For the material that follows, list every line containing the word "siete".
========================================================================
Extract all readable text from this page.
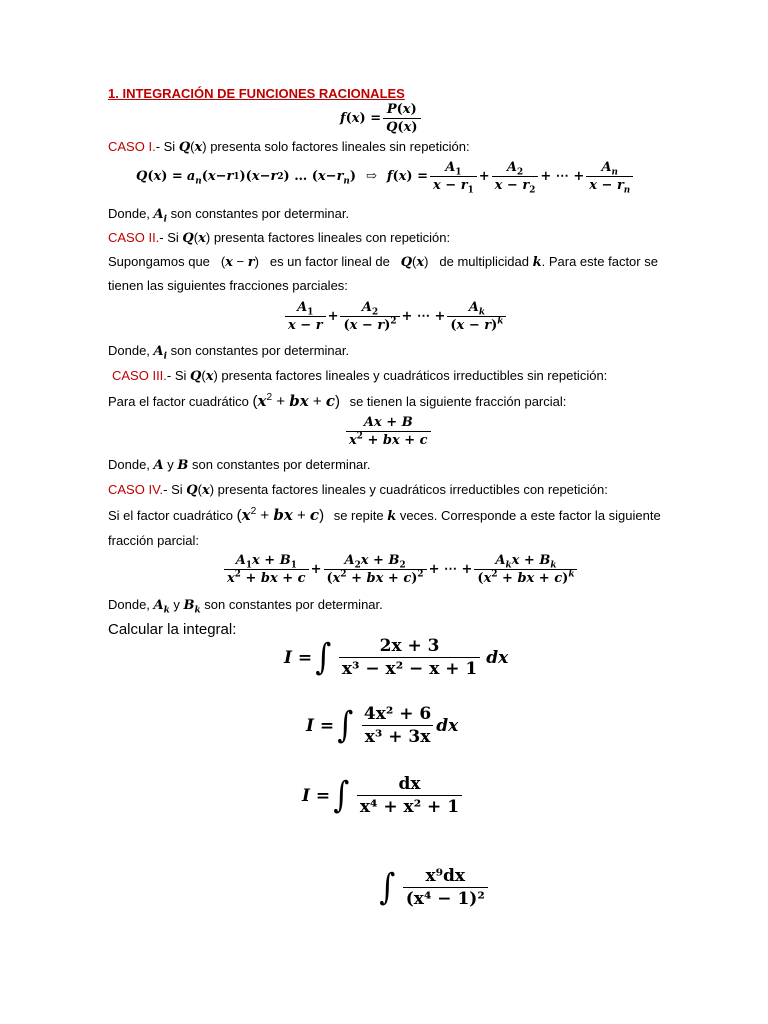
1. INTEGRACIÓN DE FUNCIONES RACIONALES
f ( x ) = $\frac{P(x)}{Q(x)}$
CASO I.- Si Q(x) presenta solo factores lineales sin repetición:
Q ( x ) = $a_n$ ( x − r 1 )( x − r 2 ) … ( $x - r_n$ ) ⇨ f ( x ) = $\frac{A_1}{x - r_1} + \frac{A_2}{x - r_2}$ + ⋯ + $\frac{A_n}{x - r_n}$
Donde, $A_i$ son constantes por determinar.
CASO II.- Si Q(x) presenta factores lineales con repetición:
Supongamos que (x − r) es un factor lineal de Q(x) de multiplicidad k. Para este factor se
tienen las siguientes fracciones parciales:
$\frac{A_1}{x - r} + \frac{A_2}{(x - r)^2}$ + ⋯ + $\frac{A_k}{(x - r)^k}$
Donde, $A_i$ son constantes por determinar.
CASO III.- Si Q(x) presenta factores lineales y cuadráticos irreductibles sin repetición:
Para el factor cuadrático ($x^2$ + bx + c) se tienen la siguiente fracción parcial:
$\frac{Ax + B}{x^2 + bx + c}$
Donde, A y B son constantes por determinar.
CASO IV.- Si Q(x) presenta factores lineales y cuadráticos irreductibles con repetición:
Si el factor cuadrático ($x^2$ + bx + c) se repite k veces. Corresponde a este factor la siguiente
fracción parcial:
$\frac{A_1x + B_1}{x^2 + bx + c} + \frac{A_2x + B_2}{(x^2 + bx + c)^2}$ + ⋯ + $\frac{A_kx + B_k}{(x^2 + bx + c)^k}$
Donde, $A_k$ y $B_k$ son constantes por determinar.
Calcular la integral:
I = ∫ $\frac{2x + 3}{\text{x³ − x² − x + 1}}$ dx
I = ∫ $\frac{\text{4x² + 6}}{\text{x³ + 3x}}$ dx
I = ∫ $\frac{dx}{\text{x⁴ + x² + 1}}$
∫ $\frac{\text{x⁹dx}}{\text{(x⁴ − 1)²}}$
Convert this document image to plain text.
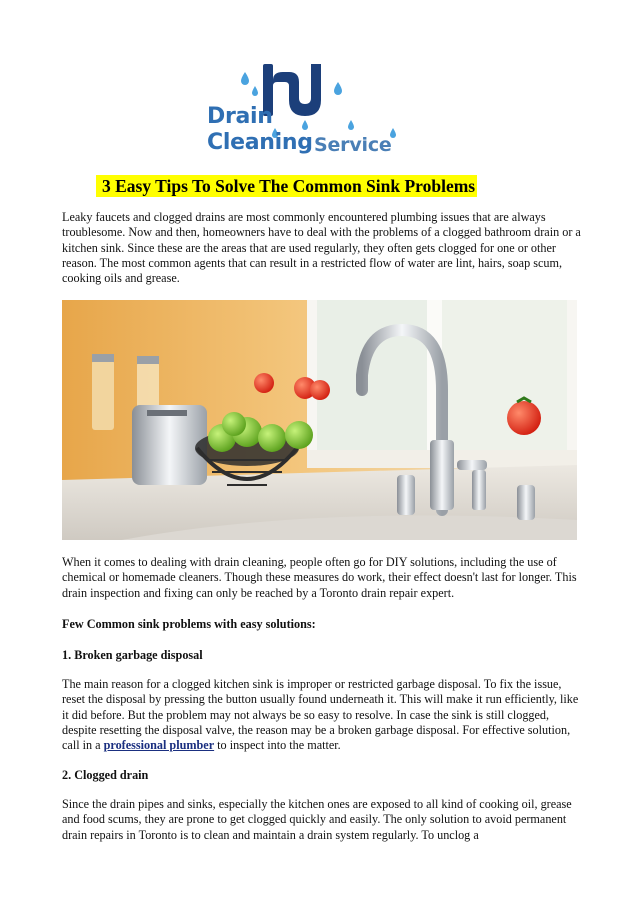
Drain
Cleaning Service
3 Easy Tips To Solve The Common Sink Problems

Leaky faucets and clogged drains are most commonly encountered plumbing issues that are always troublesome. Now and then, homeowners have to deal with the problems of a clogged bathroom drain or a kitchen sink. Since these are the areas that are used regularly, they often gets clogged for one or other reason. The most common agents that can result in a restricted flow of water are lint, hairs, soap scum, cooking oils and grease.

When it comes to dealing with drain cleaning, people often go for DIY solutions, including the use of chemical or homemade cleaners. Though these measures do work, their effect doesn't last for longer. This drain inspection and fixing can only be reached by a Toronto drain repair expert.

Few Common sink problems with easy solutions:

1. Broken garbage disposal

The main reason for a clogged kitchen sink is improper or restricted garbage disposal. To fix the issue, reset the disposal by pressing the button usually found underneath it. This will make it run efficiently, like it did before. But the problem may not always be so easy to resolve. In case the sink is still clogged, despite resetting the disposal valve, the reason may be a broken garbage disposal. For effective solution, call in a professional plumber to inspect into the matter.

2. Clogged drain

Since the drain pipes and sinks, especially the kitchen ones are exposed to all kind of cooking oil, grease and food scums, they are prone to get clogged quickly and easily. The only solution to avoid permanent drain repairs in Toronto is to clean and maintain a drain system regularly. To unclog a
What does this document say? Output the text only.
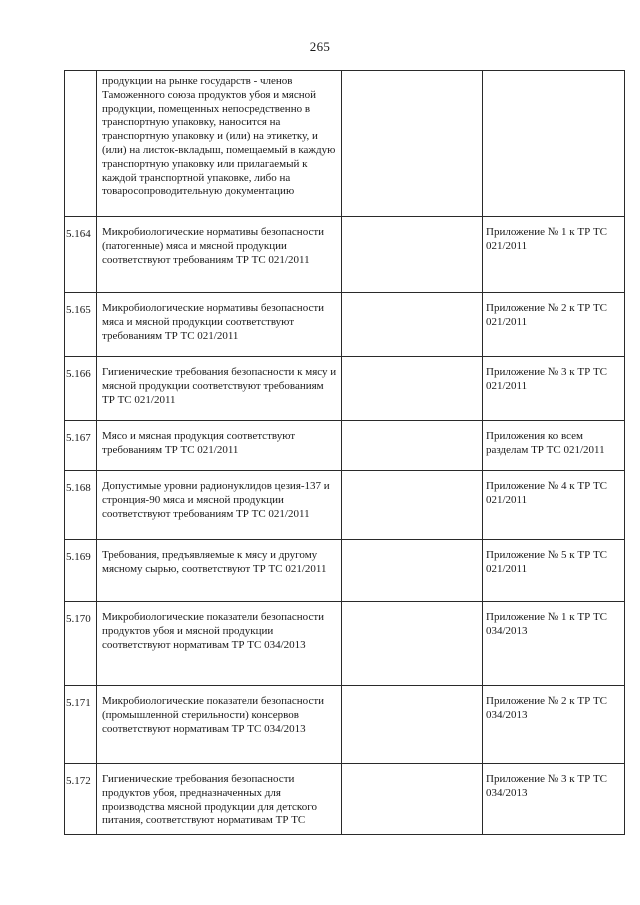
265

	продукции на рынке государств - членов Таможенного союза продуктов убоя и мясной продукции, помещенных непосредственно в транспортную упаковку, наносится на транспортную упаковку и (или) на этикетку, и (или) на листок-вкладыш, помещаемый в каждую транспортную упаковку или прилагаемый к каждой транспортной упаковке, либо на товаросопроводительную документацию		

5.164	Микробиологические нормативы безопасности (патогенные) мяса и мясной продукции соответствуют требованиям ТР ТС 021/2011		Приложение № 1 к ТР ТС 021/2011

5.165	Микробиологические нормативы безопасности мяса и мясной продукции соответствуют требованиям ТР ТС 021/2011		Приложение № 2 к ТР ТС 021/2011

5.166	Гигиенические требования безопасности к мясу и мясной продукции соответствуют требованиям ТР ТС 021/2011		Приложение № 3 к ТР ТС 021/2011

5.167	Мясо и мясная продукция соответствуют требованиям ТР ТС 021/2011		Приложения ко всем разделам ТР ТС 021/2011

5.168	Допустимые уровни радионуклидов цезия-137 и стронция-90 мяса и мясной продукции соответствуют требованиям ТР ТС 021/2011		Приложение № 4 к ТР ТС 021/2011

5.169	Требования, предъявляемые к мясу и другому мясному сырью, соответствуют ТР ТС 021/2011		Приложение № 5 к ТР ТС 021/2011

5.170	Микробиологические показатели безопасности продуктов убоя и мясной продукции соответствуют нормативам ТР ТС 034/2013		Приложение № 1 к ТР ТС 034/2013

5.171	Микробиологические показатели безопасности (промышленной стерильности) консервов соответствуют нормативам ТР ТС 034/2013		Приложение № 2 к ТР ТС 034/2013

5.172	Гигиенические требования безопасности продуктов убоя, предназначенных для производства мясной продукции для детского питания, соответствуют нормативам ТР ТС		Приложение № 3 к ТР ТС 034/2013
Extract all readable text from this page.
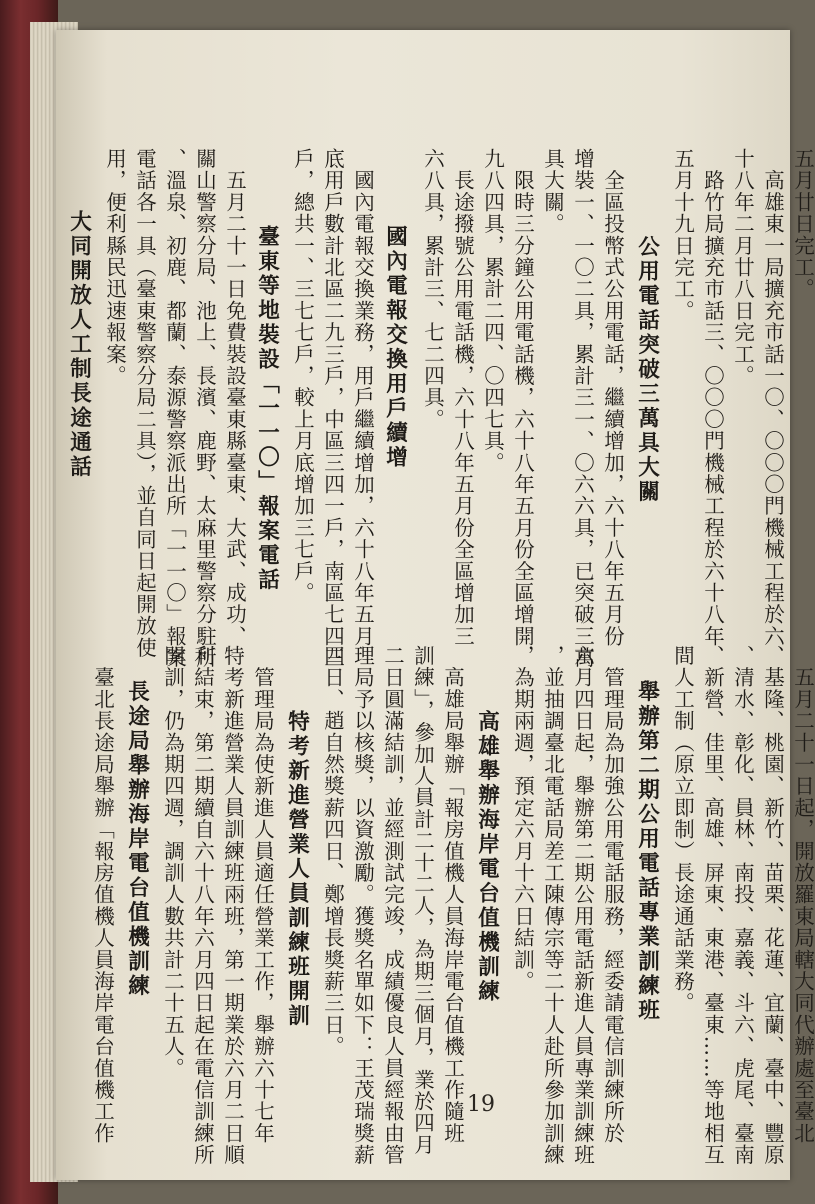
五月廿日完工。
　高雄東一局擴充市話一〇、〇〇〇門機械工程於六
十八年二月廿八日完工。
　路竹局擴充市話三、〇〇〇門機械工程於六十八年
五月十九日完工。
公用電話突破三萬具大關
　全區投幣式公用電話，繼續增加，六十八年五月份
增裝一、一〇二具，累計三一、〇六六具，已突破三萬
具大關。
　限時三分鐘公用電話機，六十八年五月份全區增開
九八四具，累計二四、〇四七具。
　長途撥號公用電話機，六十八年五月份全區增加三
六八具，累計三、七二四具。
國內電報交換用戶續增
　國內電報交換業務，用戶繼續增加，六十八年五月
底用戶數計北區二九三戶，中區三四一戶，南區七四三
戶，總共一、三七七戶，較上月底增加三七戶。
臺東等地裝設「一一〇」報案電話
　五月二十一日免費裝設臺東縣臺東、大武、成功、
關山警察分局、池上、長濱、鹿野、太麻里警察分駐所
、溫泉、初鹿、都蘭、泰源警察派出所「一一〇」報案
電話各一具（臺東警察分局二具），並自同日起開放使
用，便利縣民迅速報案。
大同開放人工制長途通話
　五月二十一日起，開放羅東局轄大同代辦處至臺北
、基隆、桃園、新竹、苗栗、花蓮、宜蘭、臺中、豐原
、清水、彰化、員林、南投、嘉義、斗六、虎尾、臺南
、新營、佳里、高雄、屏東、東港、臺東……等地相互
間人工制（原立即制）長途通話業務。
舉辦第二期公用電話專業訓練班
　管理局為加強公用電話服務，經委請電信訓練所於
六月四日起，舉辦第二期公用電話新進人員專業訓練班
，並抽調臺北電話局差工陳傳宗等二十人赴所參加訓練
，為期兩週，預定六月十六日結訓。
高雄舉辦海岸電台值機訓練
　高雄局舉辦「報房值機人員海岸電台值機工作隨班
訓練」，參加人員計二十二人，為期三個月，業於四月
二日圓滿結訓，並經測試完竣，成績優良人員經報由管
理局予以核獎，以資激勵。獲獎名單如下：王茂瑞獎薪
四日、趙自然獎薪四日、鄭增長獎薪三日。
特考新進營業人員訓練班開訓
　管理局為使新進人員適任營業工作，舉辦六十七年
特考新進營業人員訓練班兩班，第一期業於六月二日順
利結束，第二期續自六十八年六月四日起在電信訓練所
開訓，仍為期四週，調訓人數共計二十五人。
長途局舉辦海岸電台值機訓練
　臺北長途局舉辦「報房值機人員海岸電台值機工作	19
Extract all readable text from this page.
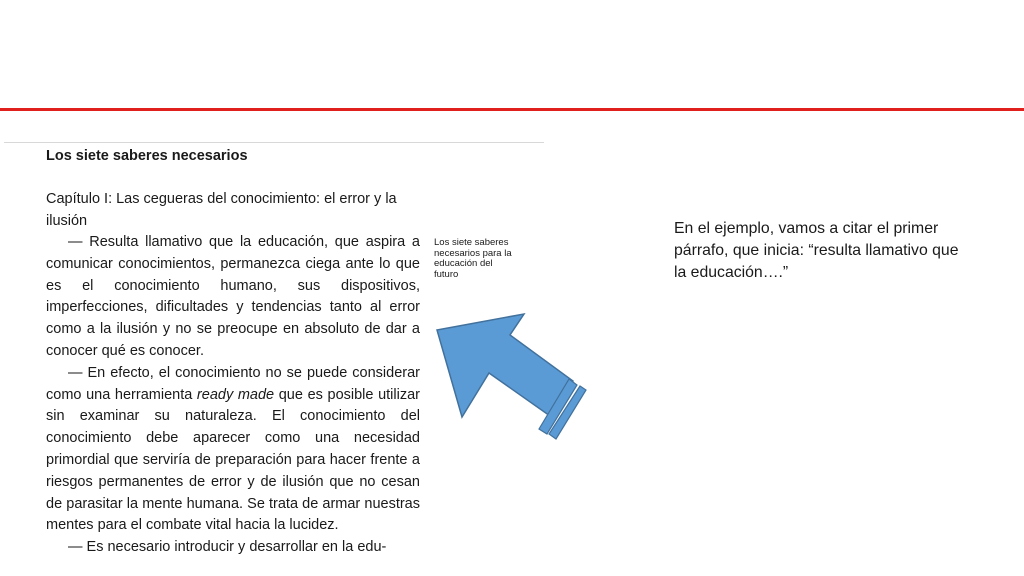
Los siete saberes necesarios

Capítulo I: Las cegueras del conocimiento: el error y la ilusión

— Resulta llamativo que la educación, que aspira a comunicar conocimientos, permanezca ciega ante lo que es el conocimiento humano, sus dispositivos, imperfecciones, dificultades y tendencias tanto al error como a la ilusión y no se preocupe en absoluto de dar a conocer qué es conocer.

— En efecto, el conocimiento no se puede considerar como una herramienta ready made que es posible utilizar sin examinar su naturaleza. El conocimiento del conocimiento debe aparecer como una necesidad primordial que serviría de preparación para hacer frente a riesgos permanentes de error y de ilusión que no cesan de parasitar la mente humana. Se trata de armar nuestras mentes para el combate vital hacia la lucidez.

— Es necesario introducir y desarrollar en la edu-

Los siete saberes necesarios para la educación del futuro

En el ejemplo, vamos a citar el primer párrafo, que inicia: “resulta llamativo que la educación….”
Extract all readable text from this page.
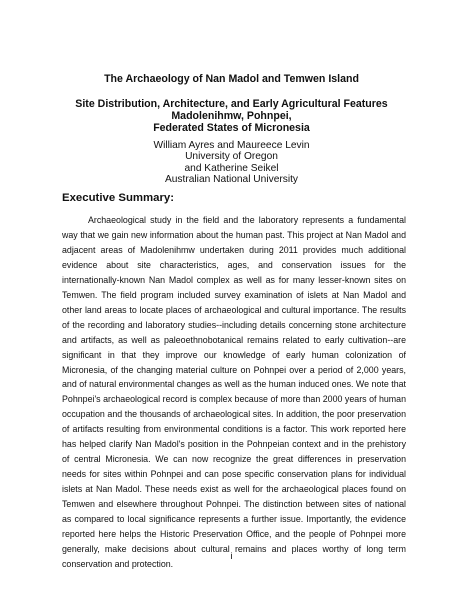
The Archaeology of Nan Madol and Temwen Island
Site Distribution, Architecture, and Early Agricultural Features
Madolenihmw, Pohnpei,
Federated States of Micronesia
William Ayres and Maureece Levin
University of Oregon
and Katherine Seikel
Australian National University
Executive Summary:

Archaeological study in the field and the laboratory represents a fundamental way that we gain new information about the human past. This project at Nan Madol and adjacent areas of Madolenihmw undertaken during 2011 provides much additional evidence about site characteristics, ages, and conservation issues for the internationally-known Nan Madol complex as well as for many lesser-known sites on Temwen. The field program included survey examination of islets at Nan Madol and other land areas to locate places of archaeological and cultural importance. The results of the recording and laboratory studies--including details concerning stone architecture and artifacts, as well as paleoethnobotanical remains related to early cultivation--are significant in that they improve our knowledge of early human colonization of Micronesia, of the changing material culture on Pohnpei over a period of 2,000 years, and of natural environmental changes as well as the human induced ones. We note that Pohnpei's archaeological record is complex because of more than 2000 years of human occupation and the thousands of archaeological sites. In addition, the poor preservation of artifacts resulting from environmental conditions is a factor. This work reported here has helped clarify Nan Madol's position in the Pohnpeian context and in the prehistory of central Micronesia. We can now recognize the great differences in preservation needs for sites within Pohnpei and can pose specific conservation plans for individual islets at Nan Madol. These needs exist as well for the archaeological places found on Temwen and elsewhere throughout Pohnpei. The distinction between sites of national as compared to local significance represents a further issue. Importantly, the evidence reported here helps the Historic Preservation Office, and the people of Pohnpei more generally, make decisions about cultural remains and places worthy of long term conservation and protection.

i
========================================================================
▸ Correct result:
Los siete saberes necesarios
Los siete saberes necesarios para la educación del futuro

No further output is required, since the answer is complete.